* [DATASET EXTRACT]
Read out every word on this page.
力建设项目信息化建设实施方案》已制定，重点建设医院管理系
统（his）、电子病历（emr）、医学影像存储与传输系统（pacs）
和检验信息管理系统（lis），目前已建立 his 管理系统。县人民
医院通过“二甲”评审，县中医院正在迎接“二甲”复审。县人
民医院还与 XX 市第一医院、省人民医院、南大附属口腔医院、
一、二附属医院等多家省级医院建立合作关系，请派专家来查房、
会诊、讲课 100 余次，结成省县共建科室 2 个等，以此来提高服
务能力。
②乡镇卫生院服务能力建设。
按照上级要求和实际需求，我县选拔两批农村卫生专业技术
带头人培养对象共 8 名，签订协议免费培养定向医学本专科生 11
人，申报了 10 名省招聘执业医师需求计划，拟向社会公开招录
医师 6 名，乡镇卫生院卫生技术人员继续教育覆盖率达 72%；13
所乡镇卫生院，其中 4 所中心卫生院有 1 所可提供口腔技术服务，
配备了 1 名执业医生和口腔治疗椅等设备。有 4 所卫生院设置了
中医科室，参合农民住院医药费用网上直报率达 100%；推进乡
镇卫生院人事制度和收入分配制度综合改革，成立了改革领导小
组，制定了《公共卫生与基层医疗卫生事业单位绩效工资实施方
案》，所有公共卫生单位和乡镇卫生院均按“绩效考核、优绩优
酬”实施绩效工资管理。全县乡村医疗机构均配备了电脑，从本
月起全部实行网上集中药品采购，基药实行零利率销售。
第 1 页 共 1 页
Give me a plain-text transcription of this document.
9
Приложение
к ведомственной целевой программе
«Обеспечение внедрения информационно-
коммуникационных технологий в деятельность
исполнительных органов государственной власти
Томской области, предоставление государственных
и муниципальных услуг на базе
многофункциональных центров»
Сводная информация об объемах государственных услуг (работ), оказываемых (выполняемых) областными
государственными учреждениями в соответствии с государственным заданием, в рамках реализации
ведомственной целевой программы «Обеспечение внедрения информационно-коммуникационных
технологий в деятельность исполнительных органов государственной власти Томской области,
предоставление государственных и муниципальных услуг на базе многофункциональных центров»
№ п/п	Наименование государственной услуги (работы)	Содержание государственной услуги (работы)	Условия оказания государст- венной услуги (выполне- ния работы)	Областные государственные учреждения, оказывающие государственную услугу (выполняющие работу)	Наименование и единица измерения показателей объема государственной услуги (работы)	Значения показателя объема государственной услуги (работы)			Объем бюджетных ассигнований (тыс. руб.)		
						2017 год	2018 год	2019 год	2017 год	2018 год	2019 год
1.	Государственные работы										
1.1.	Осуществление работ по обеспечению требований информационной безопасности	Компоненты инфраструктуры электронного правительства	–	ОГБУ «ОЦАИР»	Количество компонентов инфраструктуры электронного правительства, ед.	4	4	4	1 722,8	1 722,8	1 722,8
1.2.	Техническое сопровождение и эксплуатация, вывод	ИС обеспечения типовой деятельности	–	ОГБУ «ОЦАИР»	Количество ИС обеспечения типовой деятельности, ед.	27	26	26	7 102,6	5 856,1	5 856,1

* [STATED EXERCISE] Pick out each line containing the string "технологий" and copy it.

* [FULL ANSWER]
коммуникационных технологий в деятельность
технологий в деятельность исполнительных органов государственной власти Томской области,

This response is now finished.